Extracted data entries
○ ○ ○ ○ ○ ○ ○
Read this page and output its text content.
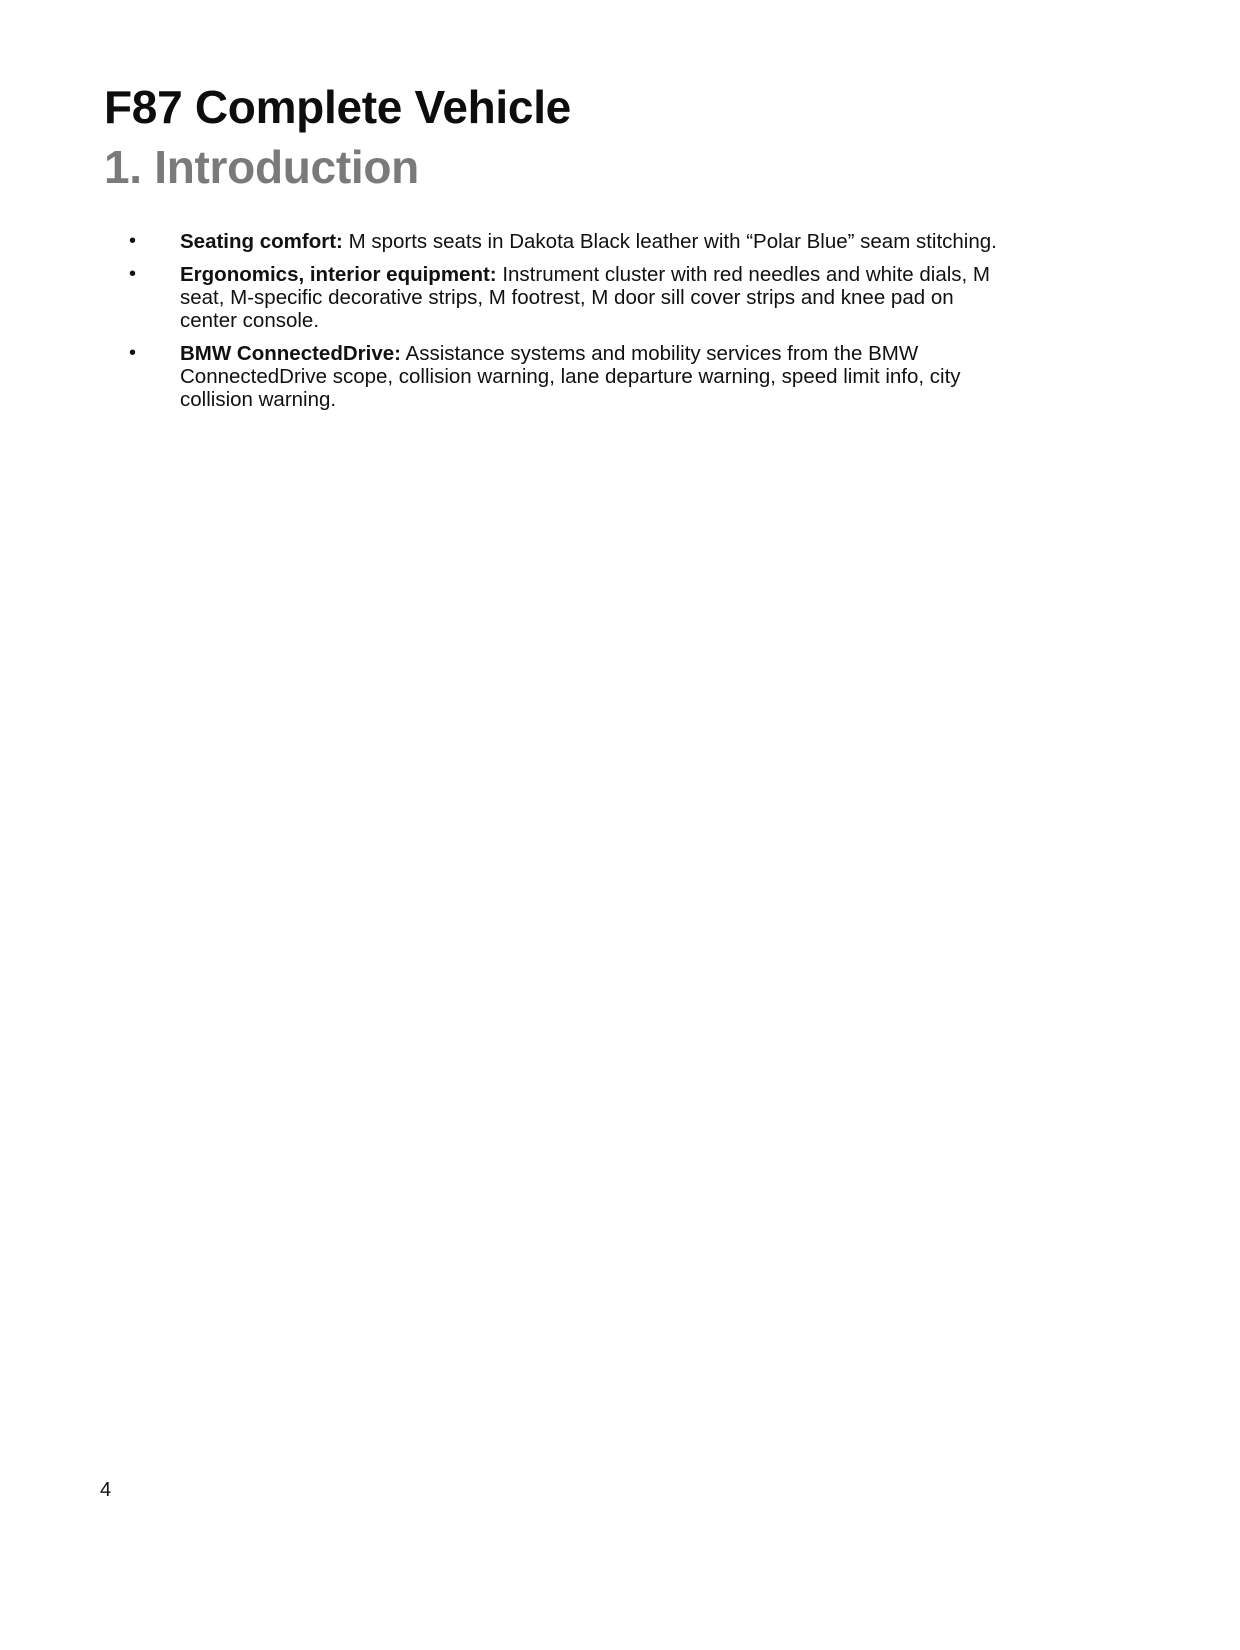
F87 Complete Vehicle
1. Introduction
• Seating comfort: M sports seats in Dakota Black leather with “Polar Blue” seam stitching.
• Ergonomics, interior equipment: Instrument cluster with red needles and white dials, M seat, M-specific decorative strips, M footrest, M door sill cover strips and knee pad on center console.
• BMW ConnectedDrive: Assistance systems and mobility services from the BMW ConnectedDrive scope, collision warning, lane departure warning, speed limit info, city collision warning.
4
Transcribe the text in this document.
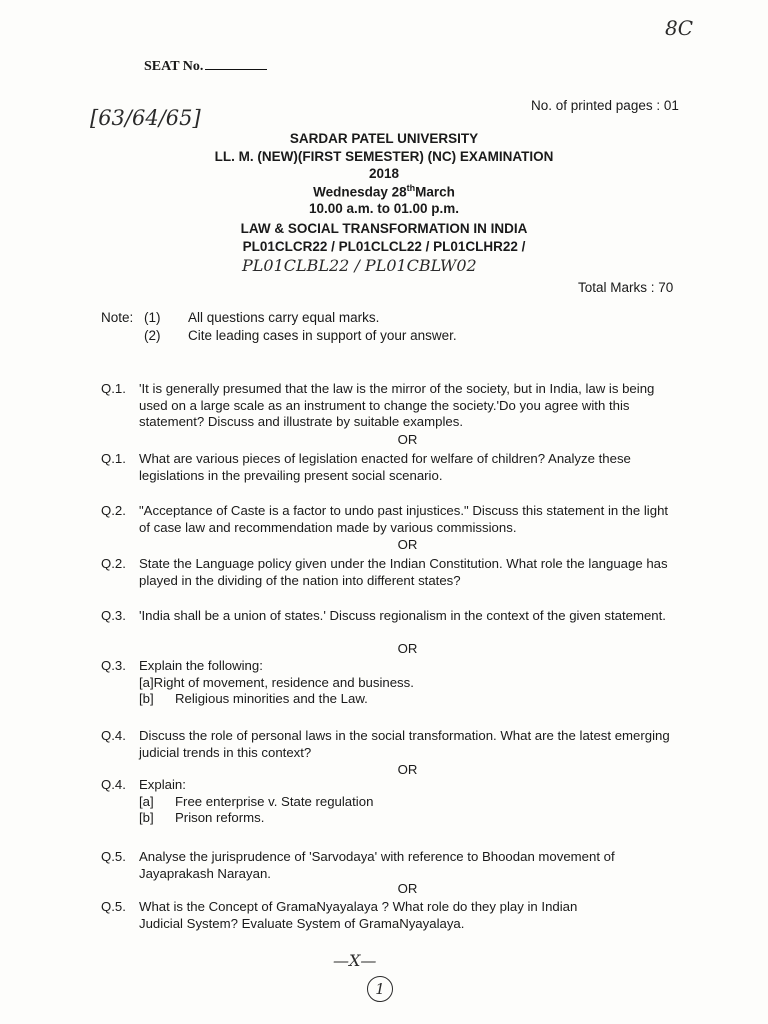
8C
[63/64/65]
SEAT No.
No. of printed pages : 01
SARDAR PATEL UNIVERSITY
LL. M. (NEW)(FIRST SEMESTER) (NC) EXAMINATION
2018
Wednesday 28thMarch
10.00 a.m. to 01.00 p.m.
LAW & SOCIAL TRANSFORMATION IN INDIA
PL01CLCR22 / PL01CLCL22 / PL01CLHR22 /
PL01CLBL22 / PL01CBLW02
Total Marks : 70
Note: (1) All questions carry equal marks.
(2) Cite leading cases in support of your answer.
Q.1. 'It is generally presumed that the law is the mirror of the society, but in India, law is being used on a large scale as an instrument to change the society.'Do you agree with this statement? Discuss and illustrate by suitable examples.
OR
Q.1. What are various pieces of legislation enacted for welfare of children? Analyze these legislations in the prevailing present social scenario.
Q.2. "Acceptance of Caste is a factor to undo past injustices." Discuss this statement in the light of case law and recommendation made by various commissions.
OR
Q.2. State the Language policy given under the Indian Constitution. What role the language has played in the dividing of the nation into different states?
Q.3. 'India shall be a union of states.' Discuss regionalism in the context of the given statement.
OR
Q.3. Explain the following:
[a]Right of movement, residence and business.
[b]	Religious minorities and the Law.
Q.4. Discuss the role of personal laws in the social transformation. What are the latest emerging judicial trends in this context?
OR
Q.4. Explain:
[a]	Free enterprise v. State regulation
[b]	Prison reforms.
Q.5. Analyse the jurisprudence of 'Sarvodaya' with reference to Bhoodan movement of Jayaprakash Narayan.
OR
Q.5. What is the Concept of GramaNyayalaya ? What role do they play in Indian Judicial System? Evaluate System of GramaNyayalaya.
—X—
1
○ ○ ○ ○ ○ ○ ○
Task prompt:
Please write out all of the material above without changing a word, and omit any pictures.

Answer to this problem:
Read this page and output its text content.
F87 Complete Vehicle
1. Introduction
• Seating comfort: M sports seats in Dakota Black leather with “Polar Blue” seam stitching.
• Ergonomics, interior equipment: Instrument cluster with red needles and white dials, M seat, M-specific decorative strips, M footrest, M door sill cover strips and knee pad on center console.
• BMW ConnectedDrive: Assistance systems and mobility services from the BMW ConnectedDrive scope, collision warning, lane departure warning, speed limit info, city collision warning.
4
Transcribe the text in this document.
8C
[63/64/65]
SEAT No.
No. of printed pages : 01
SARDAR PATEL UNIVERSITY
LL. M. (NEW)(FIRST SEMESTER) (NC) EXAMINATION
2018
Wednesday 28thMarch
10.00 a.m. to 01.00 p.m.
LAW & SOCIAL TRANSFORMATION IN INDIA
PL01CLCR22 / PL01CLCL22 / PL01CLHR22 /
PL01CLBL22 / PL01CBLW02
Total Marks : 70
Note: (1) All questions carry equal marks.
(2) Cite leading cases in support of your answer.
Q.1. 'It is generally presumed that the law is the mirror of the society, but in India, law is being used on a large scale as an instrument to change the society.'Do you agree with this statement? Discuss and illustrate by suitable examples.
OR
Q.1. What are various pieces of legislation enacted for welfare of children? Analyze these legislations in the prevailing present social scenario.
Q.2. "Acceptance of Caste is a factor to undo past injustices." Discuss this statement in the light of case law and recommendation made by various commissions.
OR
Q.2. State the Language policy given under the Indian Constitution. What role the language has played in the dividing of the nation into different states?
Q.3. 'India shall be a union of states.' Discuss regionalism in the context of the given statement.
OR
Q.3. Explain the following:
[a]Right of movement, residence and business.
[b]	Religious minorities and the Law.
Q.4. Discuss the role of personal laws in the social transformation. What are the latest emerging judicial trends in this context?
OR
Q.4. Explain:
[a]	Free enterprise v. State regulation
[b]	Prison reforms.
Q.5. Analyse the jurisprudence of 'Sarvodaya' with reference to Bhoodan movement of Jayaprakash Narayan.
OR
Q.5. What is the Concept of GramaNyayalaya ? What role do they play in Indian Judicial System? Evaluate System of GramaNyayalaya.
—X—
1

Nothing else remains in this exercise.